* **Stated problem**: Below are some records; give them all again exactly, but not the pictures.

* **Input**:
* start *

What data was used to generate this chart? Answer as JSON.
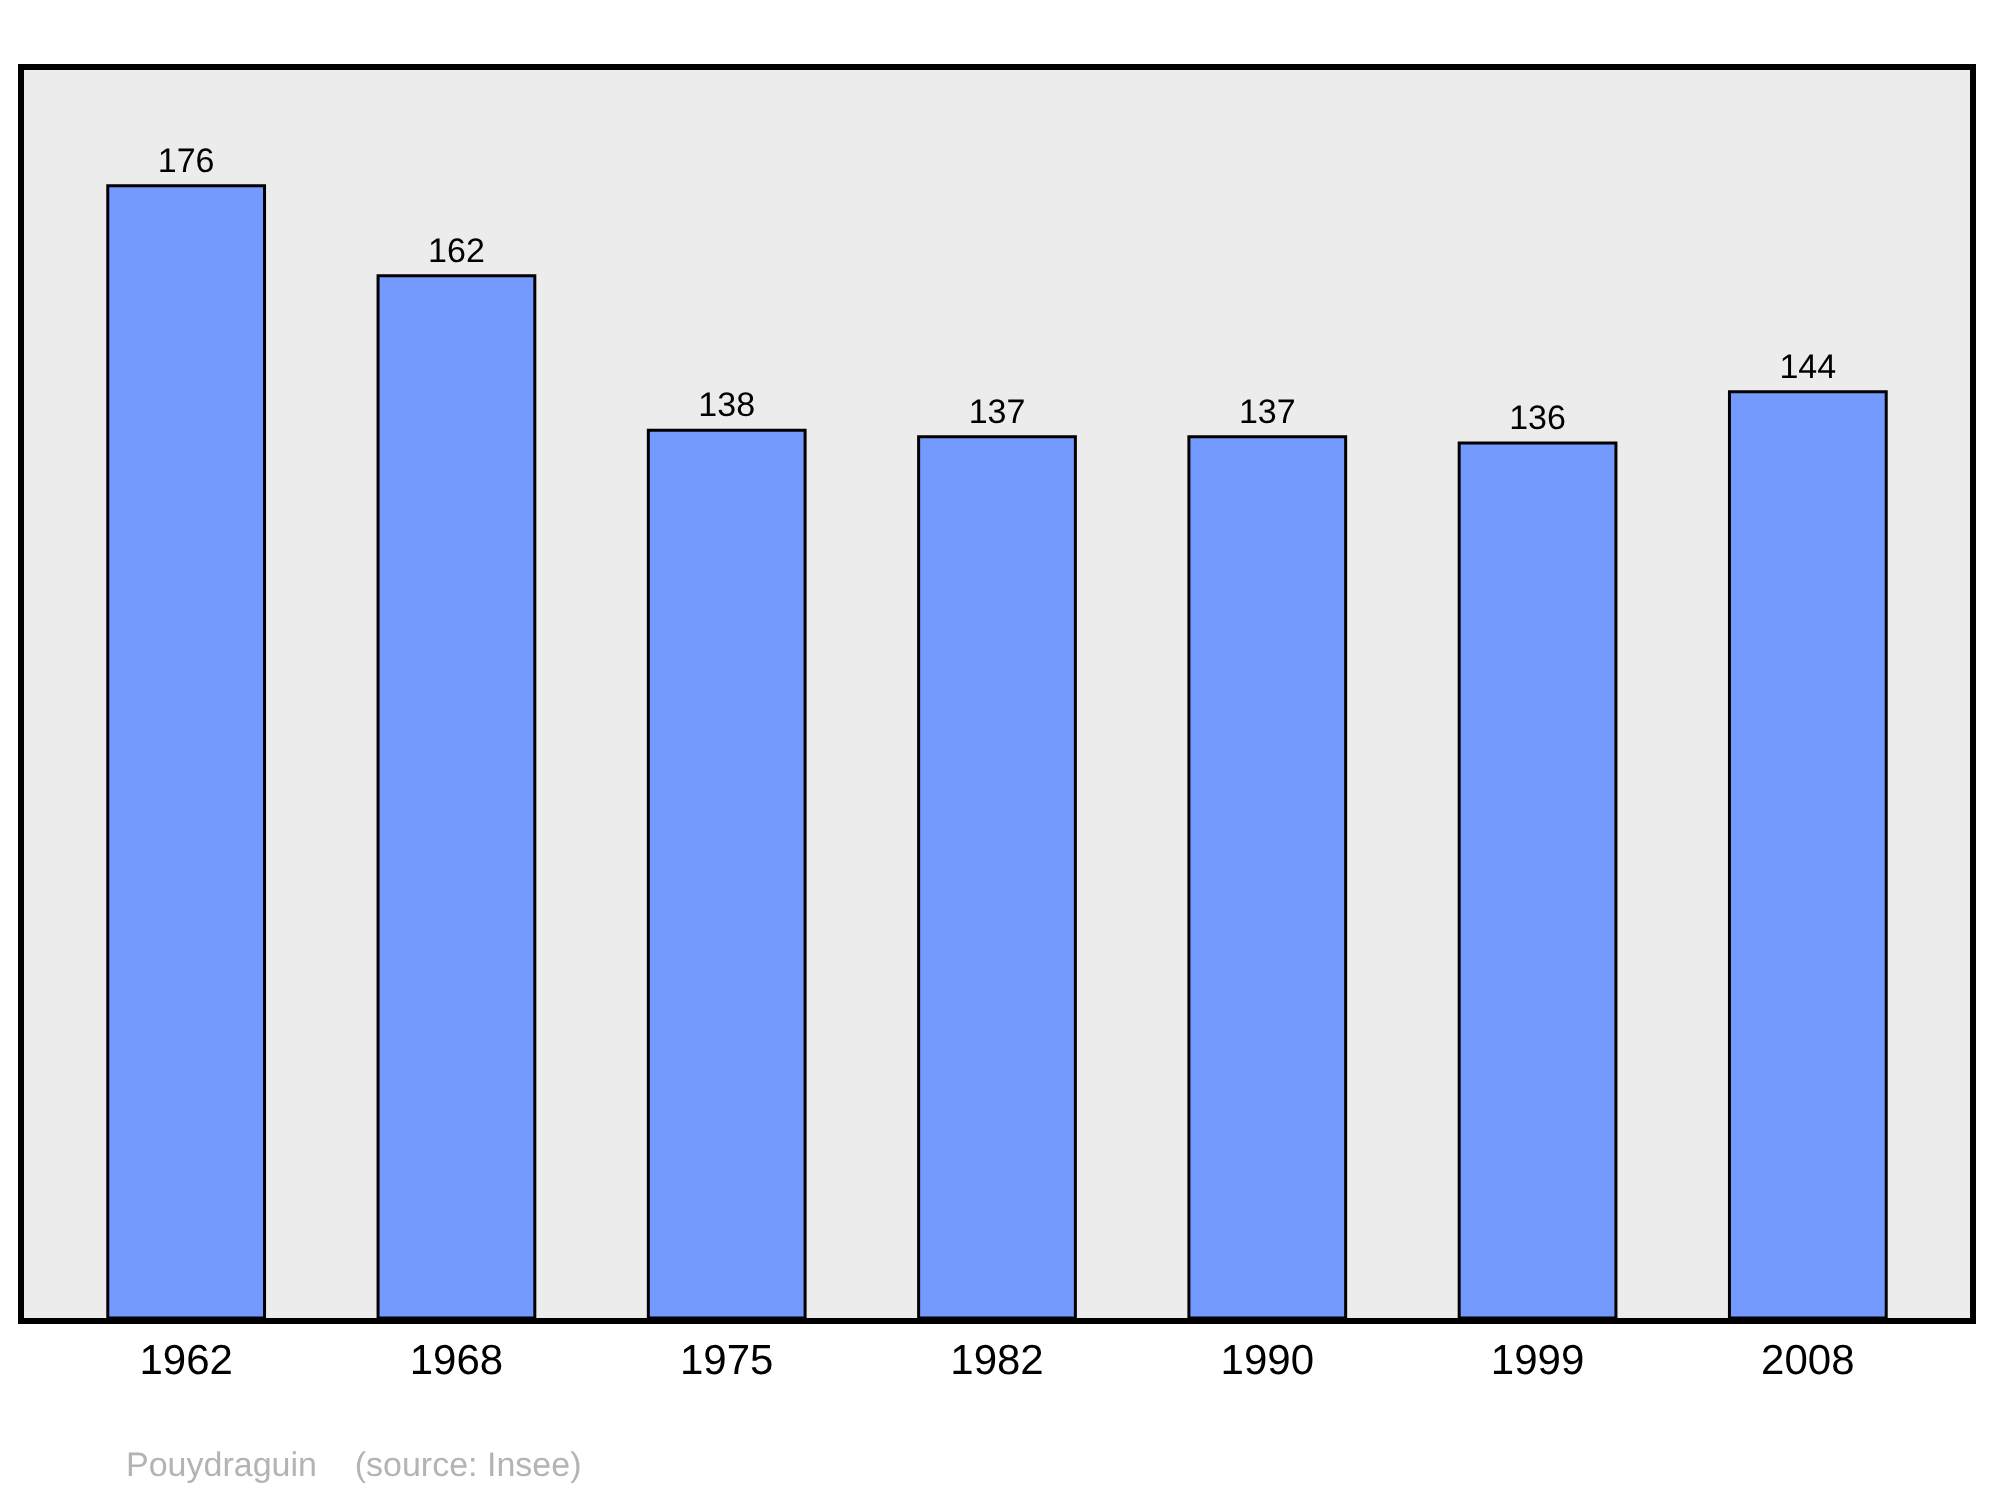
{
  "chart_data": {
    "type": "bar",
    "categories": [
      "1962",
      "1968",
      "1975",
      "1982",
      "1990",
      "1999",
      "2008"
    ],
    "values": [
      176,
      162,
      138,
      137,
      137,
      136,
      144
    ],
    "color": "#7499ff",
    "ylim": [
      0,
      194
    ],
    "data_labels": true,
    "tick_labels": "x",
    "annotations": [
      "Pouydraguin    (source: Insee)"
    ]
  }
}
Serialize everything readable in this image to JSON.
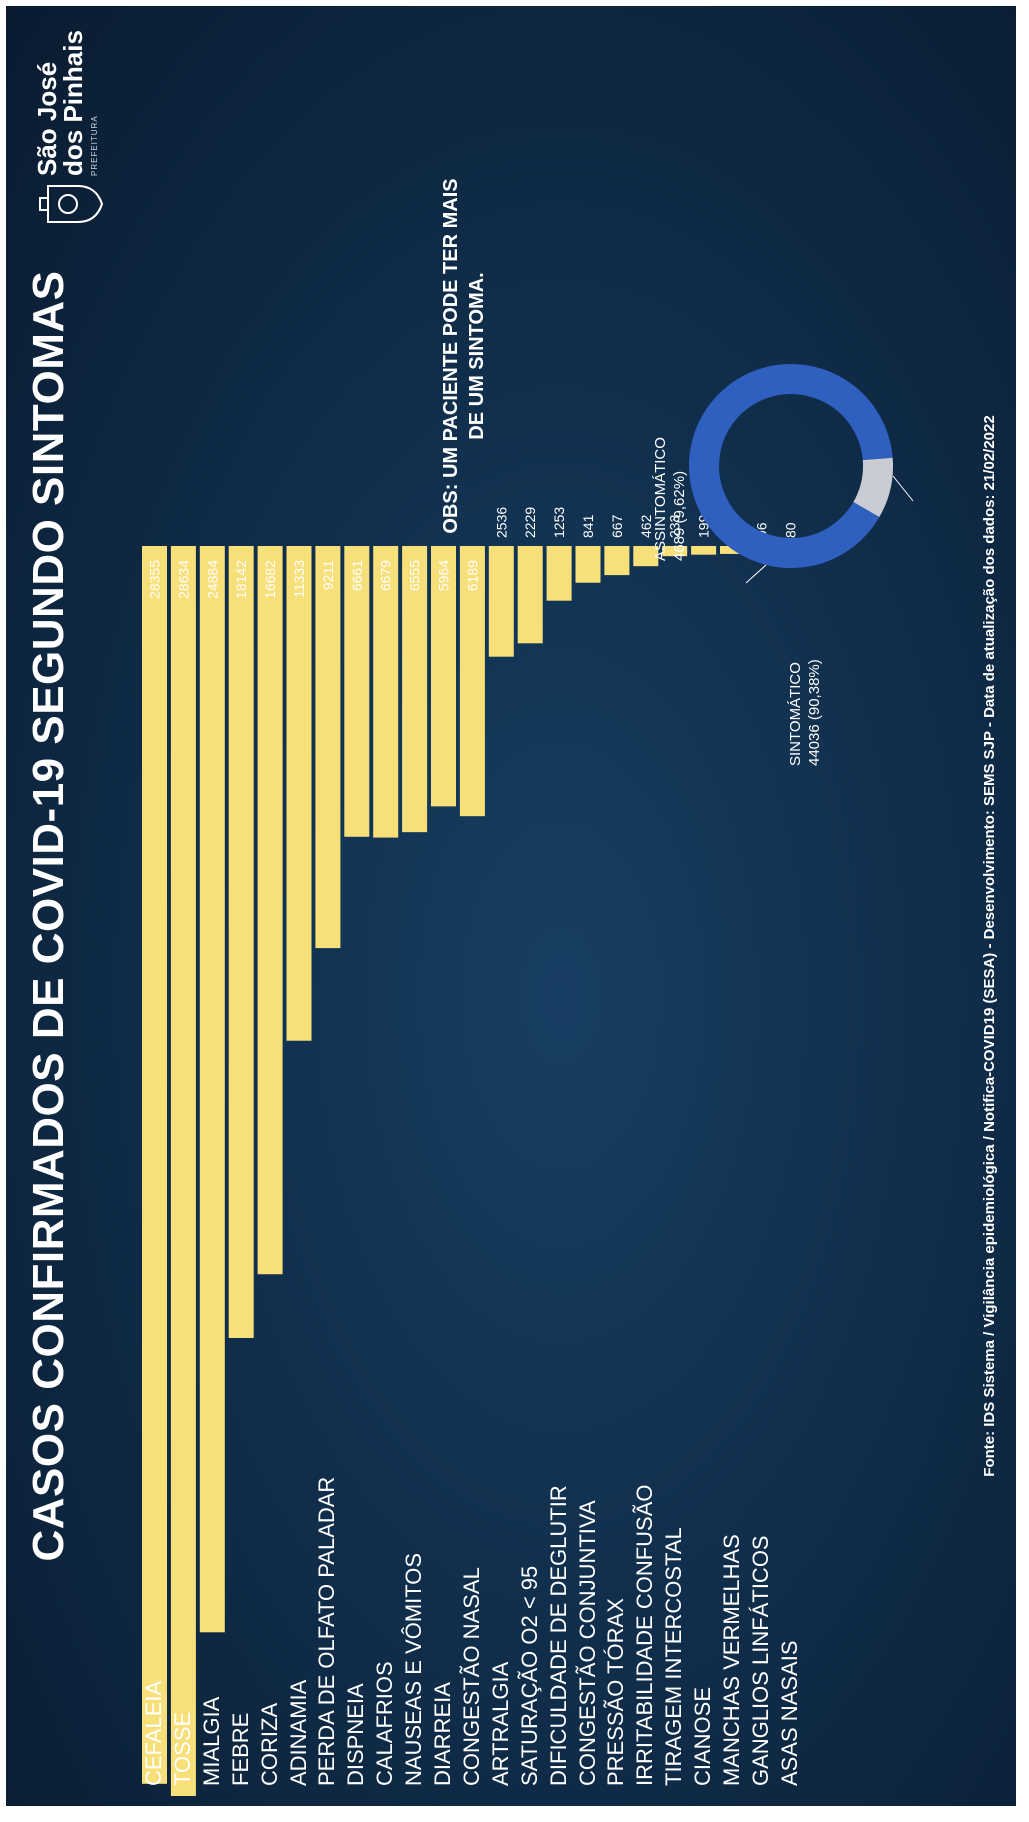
{
  "title": "CASOS CONFIRMADOS DE COVID-19 SEGUNDO SINTOMAS",
  "logo": {
    "line1": "São José",
    "line2": "dos Pinhais",
    "sub": "PREFEITURA"
  },
  "note": "OBS: UM PACIENTE PODE TER MAIS DE UM SINTOMA.",
  "footer": "Fonte: IDS Sistema / Vigilância epidemiológica / Notifica-COVID19 (SESA) - Desenvolvimento: SEMS SJP - Data de atualização dos dados: 21/02/2022",
  "colors": {
    "bar": "#f7e07a",
    "sintomatico": "#2f5fbf",
    "assintomatico": "#c9cdd3"
  },
  "chart_data": [
    {
      "type": "bar",
      "title": "CASOS CONFIRMADOS DE COVID-19 SEGUNDO SINTOMAS",
      "categories": [
        "CEFALEIA",
        "TOSSE",
        "MIALGIA",
        "FEBRE",
        "CORIZA",
        "ADINAMIA",
        "PERDA DE OLFATO PALADAR",
        "DISPNEIA",
        "CALAFRIOS",
        "NAUSEAS E VÔMITOS",
        "DIARREIA",
        "CONGESTÃO NASAL",
        "ARTRALGIA",
        "SATURAÇÃO O2 < 95",
        "DIFICULDADE DE DEGLUTIR",
        "CONGESTÃO CONJUNTIVA",
        "PRESSÃO TÓRAX",
        "IRRITABILIDADE CONFUSÃO",
        "TIRAGEM INTERCOSTAL",
        "CIANOSE",
        "MANCHAS VERMELHAS",
        "GANGLIOS LINFÁTICOS",
        "ASAS NASAIS"
      ],
      "values": [
        28355,
        28634,
        24884,
        18142,
        16682,
        11333,
        9211,
        6661,
        6679,
        6555,
        5964,
        6189,
        2536,
        2229,
        1253,
        841,
        667,
        462,
        233,
        199,
        182,
        96,
        80
      ],
      "value_labels": [
        "28355",
        "28634",
        "24884",
        "18142",
        "16682",
        "11333",
        "9211",
        "6661",
        "6679",
        "6555",
        "5964",
        "6189",
        "2536",
        "2229",
        "1253",
        "841",
        "667",
        "462",
        "233",
        "199",
        "182",
        "96",
        "80"
      ]
    },
    {
      "type": "pie",
      "slices": [
        {
          "label": "SINTOMÁTICO",
          "value": 44036,
          "text": "44036 (90,38%)"
        },
        {
          "label": "ASSINTOMÁTICO",
          "value": 4689,
          "text": "4689 (9,62%)"
        }
      ]
    }
  ]
}
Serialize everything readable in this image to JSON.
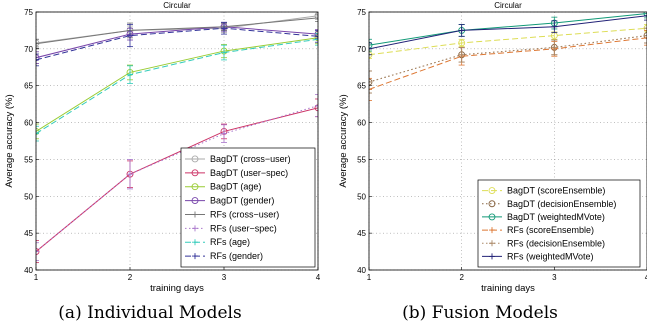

* end *

* **Complete answer**:
What data was used to generate this chart? Answer as JSON.
{
  "chart_data": {
    "type": "bar",
    "categories": [
      "1962",
      "1968",
      "1975",
      "1982",
      "1990",
      "1999",
      "2008"
    ],
    "values": [
      176,
      162,
      138,
      137,
      137,
      136,
      144
    ],
    "color": "#7499ff",
    "ylim": [
      0,
      194
    ],
    "data_labels": true,
    "tick_labels": "x",
    "annotations": [
      "Pouydraguin    (source: Insee)"
    ]
  }
}
Serialize everything readable in this image to JSON.
{
  "title": "CASOS CONFIRMADOS DE COVID-19 SEGUNDO SINTOMAS",
  "logo": {
    "line1": "São José",
    "line2": "dos Pinhais",
    "sub": "PREFEITURA"
  },
  "note": "OBS: UM PACIENTE PODE TER MAIS DE UM SINTOMA.",
  "footer": "Fonte: IDS Sistema / Vigilância epidemiológica / Notifica-COVID19 (SESA) - Desenvolvimento: SEMS SJP - Data de atualização dos dados: 21/02/2022",
  "colors": {
    "bar": "#f7e07a",
    "sintomatico": "#2f5fbf",
    "assintomatico": "#c9cdd3"
  },
  "chart_data": [
    {
      "type": "bar",
      "title": "CASOS CONFIRMADOS DE COVID-19 SEGUNDO SINTOMAS",
      "categories": [
        "CEFALEIA",
        "TOSSE",
        "MIALGIA",
        "FEBRE",
        "CORIZA",
        "ADINAMIA",
        "PERDA DE OLFATO PALADAR",
        "DISPNEIA",
        "CALAFRIOS",
        "NAUSEAS E VÔMITOS",
        "DIARREIA",
        "CONGESTÃO NASAL",
        "ARTRALGIA",
        "SATURAÇÃO O2 < 95",
        "DIFICULDADE DE DEGLUTIR",
        "CONGESTÃO CONJUNTIVA",
        "PRESSÃO TÓRAX",
        "IRRITABILIDADE CONFUSÃO",
        "TIRAGEM INTERCOSTAL",
        "CIANOSE",
        "MANCHAS VERMELHAS",
        "GANGLIOS LINFÁTICOS",
        "ASAS NASAIS"
      ],
      "values": [
        28355,
        28634,
        24884,
        18142,
        16682,
        11333,
        9211,
        6661,
        6679,
        6555,
        5964,
        6189,
        2536,
        2229,
        1253,
        841,
        667,
        462,
        233,
        199,
        182,
        96,
        80
      ],
      "value_labels": [
        "28355",
        "28634",
        "24884",
        "18142",
        "16682",
        "11333",
        "9211",
        "6661",
        "6679",
        "6555",
        "5964",
        "6189",
        "2536",
        "2229",
        "1253",
        "841",
        "667",
        "462",
        "233",
        "199",
        "182",
        "96",
        "80"
      ]
    },
    {
      "type": "pie",
      "slices": [
        {
          "label": "SINTOMÁTICO",
          "value": 44036,
          "text": "44036 (90,38%)"
        },
        {
          "label": "ASSINTOMÁTICO",
          "value": 4689,
          "text": "4689 (9,62%)"
        }
      ]
    }
  ]
}
Serialize everything readable in this image to JSON.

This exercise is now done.